WORK TO COMPLETE: Send back all the data below, exactly as given.

MATERIAL SUPPLIED:

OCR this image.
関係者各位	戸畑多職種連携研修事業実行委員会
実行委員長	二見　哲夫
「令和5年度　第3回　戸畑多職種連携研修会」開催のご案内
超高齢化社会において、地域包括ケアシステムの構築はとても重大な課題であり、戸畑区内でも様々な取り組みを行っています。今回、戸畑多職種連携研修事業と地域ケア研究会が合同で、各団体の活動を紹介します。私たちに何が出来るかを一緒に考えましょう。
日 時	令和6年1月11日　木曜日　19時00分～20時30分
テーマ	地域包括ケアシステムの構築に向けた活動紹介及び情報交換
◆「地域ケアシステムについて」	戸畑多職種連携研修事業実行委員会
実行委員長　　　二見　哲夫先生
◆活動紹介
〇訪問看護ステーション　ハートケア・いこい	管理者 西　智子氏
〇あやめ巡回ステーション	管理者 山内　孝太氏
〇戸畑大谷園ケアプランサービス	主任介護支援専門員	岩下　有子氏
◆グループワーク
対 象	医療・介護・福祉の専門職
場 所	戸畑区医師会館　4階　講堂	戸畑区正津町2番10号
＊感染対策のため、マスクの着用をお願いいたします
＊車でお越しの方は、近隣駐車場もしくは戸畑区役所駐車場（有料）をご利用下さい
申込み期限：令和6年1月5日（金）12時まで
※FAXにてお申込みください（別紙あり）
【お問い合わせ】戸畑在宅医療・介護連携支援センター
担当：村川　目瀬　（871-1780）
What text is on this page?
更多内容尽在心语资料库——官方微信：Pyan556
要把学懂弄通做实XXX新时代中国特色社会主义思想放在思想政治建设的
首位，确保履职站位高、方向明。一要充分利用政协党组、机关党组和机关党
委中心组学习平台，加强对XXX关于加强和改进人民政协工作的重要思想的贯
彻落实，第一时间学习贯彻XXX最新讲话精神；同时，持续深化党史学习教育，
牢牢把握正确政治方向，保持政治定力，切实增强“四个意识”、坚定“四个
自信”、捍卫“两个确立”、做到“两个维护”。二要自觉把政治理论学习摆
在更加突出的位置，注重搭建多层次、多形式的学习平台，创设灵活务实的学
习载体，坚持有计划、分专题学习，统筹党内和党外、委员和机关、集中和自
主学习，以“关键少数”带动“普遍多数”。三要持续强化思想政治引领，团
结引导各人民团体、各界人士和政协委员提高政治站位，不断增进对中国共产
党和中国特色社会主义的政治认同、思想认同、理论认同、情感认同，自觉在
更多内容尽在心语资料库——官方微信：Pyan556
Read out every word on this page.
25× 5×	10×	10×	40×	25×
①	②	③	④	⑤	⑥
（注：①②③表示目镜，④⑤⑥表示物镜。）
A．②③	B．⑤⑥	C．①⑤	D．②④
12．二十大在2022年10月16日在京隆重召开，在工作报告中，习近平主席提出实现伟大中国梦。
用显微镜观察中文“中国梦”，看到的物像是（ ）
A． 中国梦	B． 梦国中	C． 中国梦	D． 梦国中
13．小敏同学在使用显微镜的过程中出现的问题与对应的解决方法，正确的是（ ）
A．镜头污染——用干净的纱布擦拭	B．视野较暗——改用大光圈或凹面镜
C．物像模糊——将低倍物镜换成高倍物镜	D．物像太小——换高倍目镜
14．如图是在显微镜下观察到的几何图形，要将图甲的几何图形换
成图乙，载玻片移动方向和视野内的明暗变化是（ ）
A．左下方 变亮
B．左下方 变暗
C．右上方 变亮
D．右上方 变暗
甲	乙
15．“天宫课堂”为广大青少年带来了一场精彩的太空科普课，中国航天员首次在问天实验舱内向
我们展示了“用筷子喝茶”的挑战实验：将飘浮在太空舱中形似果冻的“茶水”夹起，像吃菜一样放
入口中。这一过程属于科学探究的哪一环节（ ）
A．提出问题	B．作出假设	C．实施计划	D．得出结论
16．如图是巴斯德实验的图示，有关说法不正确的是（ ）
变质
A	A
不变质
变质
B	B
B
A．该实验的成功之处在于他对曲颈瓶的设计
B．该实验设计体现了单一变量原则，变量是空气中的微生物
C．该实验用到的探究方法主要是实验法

THE OUTPUT:
OCR this image.
関係者各位	戸畑多職種連携研修事業実行委員会
実行委員長	二見　哲夫
「令和5年度　第3回　戸畑多職種連携研修会」開催のご案内
超高齢化社会において、地域包括ケアシステムの構築はとても重大な課題であり、戸畑区内でも様々な取り組みを行っています。今回、戸畑多職種連携研修事業と地域ケア研究会が合同で、各団体の活動を紹介します。私たちに何が出来るかを一緒に考えましょう。
日 時	令和6年1月11日　木曜日　19時00分～20時30分
テーマ	地域包括ケアシステムの構築に向けた活動紹介及び情報交換
◆「地域ケアシステムについて」	戸畑多職種連携研修事業実行委員会
実行委員長　　　二見　哲夫先生
◆活動紹介
〇訪問看護ステーション　ハートケア・いこい	管理者 西　智子氏
〇あやめ巡回ステーション	管理者 山内　孝太氏
〇戸畑大谷園ケアプランサービス	主任介護支援専門員	岩下　有子氏
◆グループワーク
対 象	医療・介護・福祉の専門職
場 所	戸畑区医師会館　4階　講堂	戸畑区正津町2番10号
＊感染対策のため、マスクの着用をお願いいたします
＊車でお越しの方は、近隣駐車場もしくは戸畑区役所駐車場（有料）をご利用下さい
申込み期限：令和6年1月5日（金）12時まで
※FAXにてお申込みください（別紙あり）
【お問い合わせ】戸畑在宅医療・介護連携支援センター
担当：村川　目瀬　（871-1780）
What text is on this page?
更多内容尽在心语资料库——官方微信：Pyan556
要把学懂弄通做实XXX新时代中国特色社会主义思想放在思想政治建设的
首位，确保履职站位高、方向明。一要充分利用政协党组、机关党组和机关党
委中心组学习平台，加强对XXX关于加强和改进人民政协工作的重要思想的贯
彻落实，第一时间学习贯彻XXX最新讲话精神；同时，持续深化党史学习教育，
牢牢把握正确政治方向，保持政治定力，切实增强“四个意识”、坚定“四个
自信”、捍卫“两个确立”、做到“两个维护”。二要自觉把政治理论学习摆
在更加突出的位置，注重搭建多层次、多形式的学习平台，创设灵活务实的学
习载体，坚持有计划、分专题学习，统筹党内和党外、委员和机关、集中和自
主学习，以“关键少数”带动“普遍多数”。三要持续强化思想政治引领，团
结引导各人民团体、各界人士和政协委员提高政治站位，不断增进对中国共产
党和中国特色社会主义的政治认同、思想认同、理论认同、情感认同，自觉在
更多内容尽在心语资料库——官方微信：Pyan556
Read out every word on this page.
25× 5×	10×	10×	40×	25×
①	②	③	④	⑤	⑥
（注：①②③表示目镜，④⑤⑥表示物镜。）
A．②③	B．⑤⑥	C．①⑤	D．②④
12．二十大在2022年10月16日在京隆重召开，在工作报告中，习近平主席提出实现伟大中国梦。
用显微镜观察中文“中国梦”，看到的物像是（ ）
A． 中国梦	B． 梦国中	C． 中国梦	D． 梦国中
13．小敏同学在使用显微镜的过程中出现的问题与对应的解决方法，正确的是（ ）
A．镜头污染——用干净的纱布擦拭	B．视野较暗——改用大光圈或凹面镜
C．物像模糊——将低倍物镜换成高倍物镜	D．物像太小——换高倍目镜
14．如图是在显微镜下观察到的几何图形，要将图甲的几何图形换
成图乙，载玻片移动方向和视野内的明暗变化是（ ）
A．左下方 变亮
B．左下方 变暗
C．右上方 变亮
D．右上方 变暗
甲	乙
15．“天宫课堂”为广大青少年带来了一场精彩的太空科普课，中国航天员首次在问天实验舱内向
我们展示了“用筷子喝茶”的挑战实验：将飘浮在太空舱中形似果冻的“茶水”夹起，像吃菜一样放
入口中。这一过程属于科学探究的哪一环节（ ）
A．提出问题	B．作出假设	C．实施计划	D．得出结论
16．如图是巴斯德实验的图示，有关说法不正确的是（ ）
变质
A	A
不变质
变质
B	B
B
A．该实验的成功之处在于他对曲颈瓶的设计
B．该实验设计体现了单一变量原则，变量是空气中的微生物
C．该实验用到的探究方法主要是实验法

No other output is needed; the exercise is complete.